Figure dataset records
***

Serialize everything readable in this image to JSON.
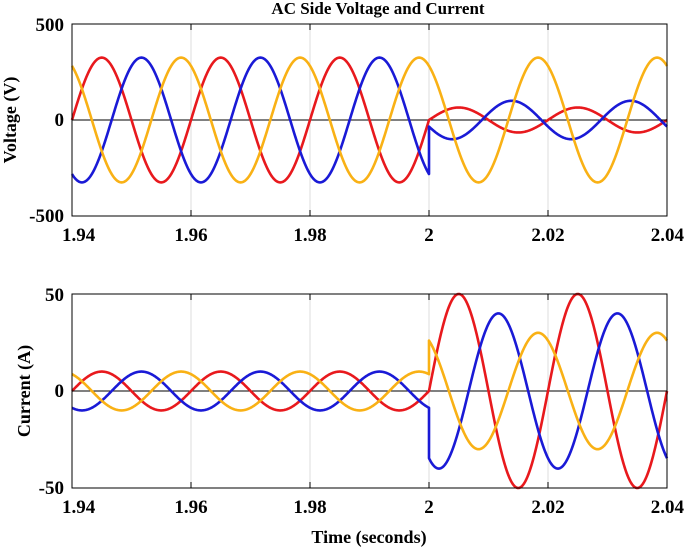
{
  "chart_data": [
    {
      "type": "line",
      "title": "AC Side Voltage and Current",
      "xlabel": "",
      "ylabel": "Voltage (V)",
      "xlim": [
        1.94,
        2.04
      ],
      "ylim": [
        -500,
        500
      ],
      "xticks": [
        1.94,
        1.96,
        1.98,
        2,
        2.02,
        2.04
      ],
      "xtick_labels": [
        "1.94",
        "1.96",
        "1.98",
        "2",
        "2.02",
        "2.04"
      ],
      "yticks": [
        -500,
        0,
        500
      ],
      "ytick_labels": [
        "-500",
        "0",
        "500"
      ],
      "grid": true,
      "legend": "none",
      "frequency_hz": 50,
      "event_time": 2.0,
      "series": [
        {
          "color": "#e8191d",
          "phase_deg": 0,
          "amplitude_before": 325,
          "amplitude_after": 65,
          "phase_after_deg": 0
        },
        {
          "color": "#1a1ad6",
          "phase_deg": -120,
          "amplitude_before": 325,
          "amplitude_after": 100,
          "phase_after_deg": -160
        },
        {
          "color": "#f9b115",
          "phase_deg": 120,
          "amplitude_before": 325,
          "amplitude_after": 325,
          "phase_after_deg": 120
        }
      ]
    },
    {
      "type": "line",
      "title": "",
      "xlabel": "Time (seconds)",
      "ylabel": "Current (A)",
      "xlim": [
        1.94,
        2.04
      ],
      "ylim": [
        -50,
        50
      ],
      "xticks": [
        1.94,
        1.96,
        1.98,
        2,
        2.02,
        2.04
      ],
      "xtick_labels": [
        "1.94",
        "1.96",
        "1.98",
        "2",
        "2.02",
        "2.04"
      ],
      "yticks": [
        -50,
        0,
        50
      ],
      "ytick_labels": [
        "-50",
        "0",
        "50"
      ],
      "grid": true,
      "legend": "none",
      "frequency_hz": 50,
      "event_time": 2.0,
      "series": [
        {
          "color": "#e8191d",
          "phase_deg": 0,
          "amplitude_before": 10,
          "amplitude_after": 50,
          "phase_after_deg": 0
        },
        {
          "color": "#1a1ad6",
          "phase_deg": -120,
          "amplitude_before": 10,
          "amplitude_after": 40,
          "phase_after_deg": -120
        },
        {
          "color": "#f9b115",
          "phase_deg": 120,
          "amplitude_before": 10,
          "amplitude_after": 30,
          "phase_after_deg": 120
        }
      ]
    }
  ]
}
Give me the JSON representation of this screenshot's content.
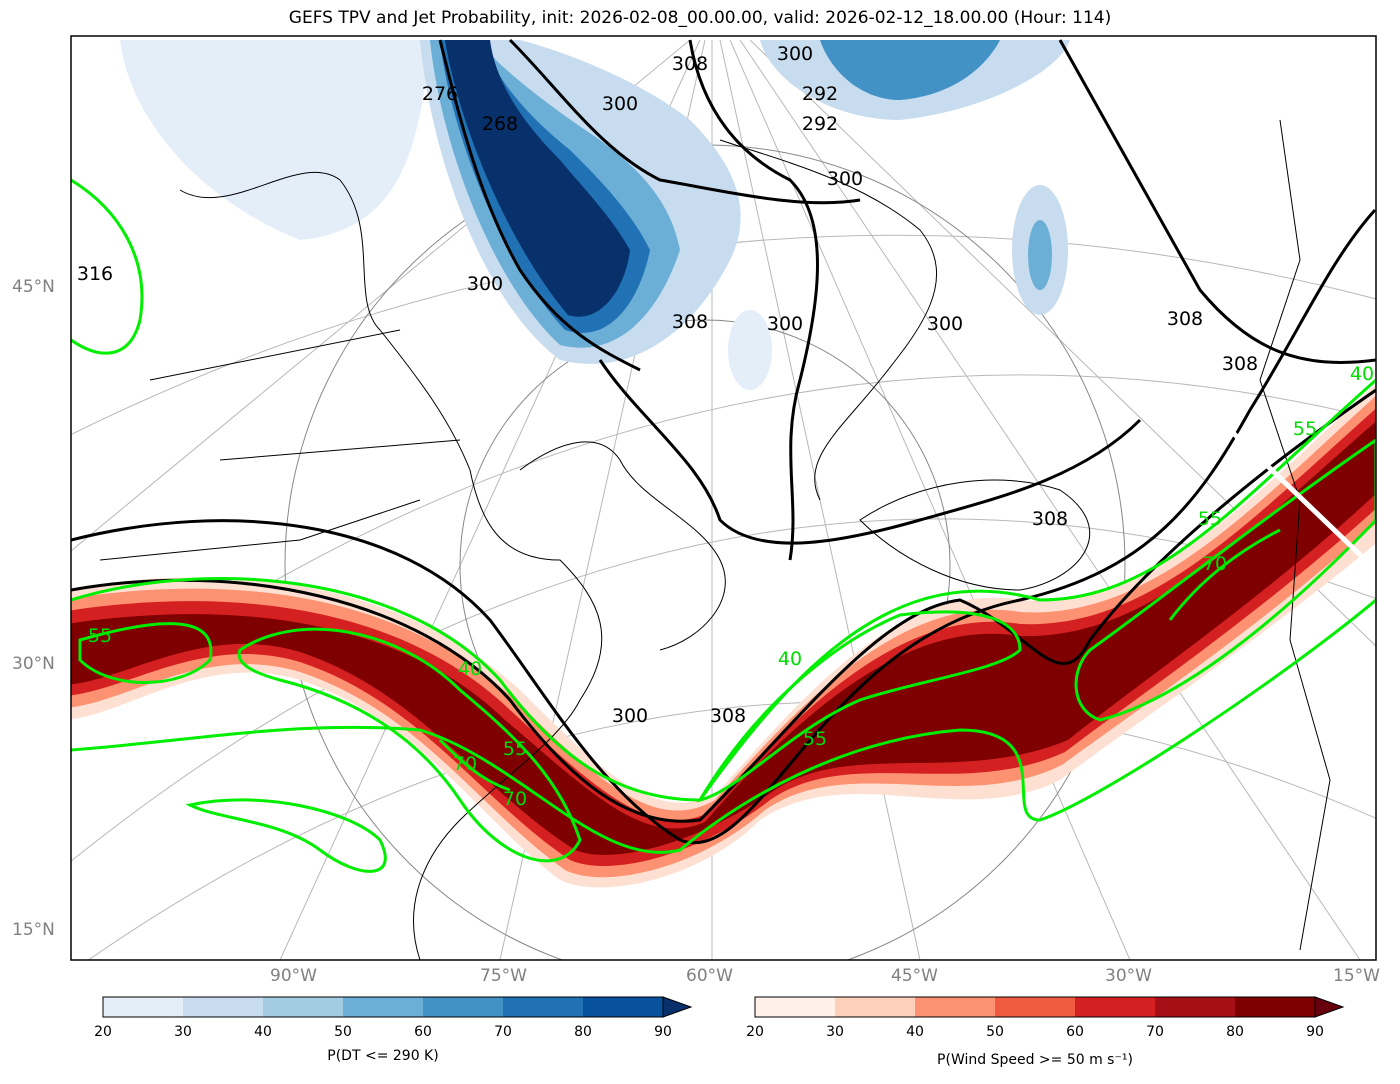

***

* [Your task]
A line counts if it holds the word "title". How many lines of the entries count? Give the number only.

* [Correct result]
2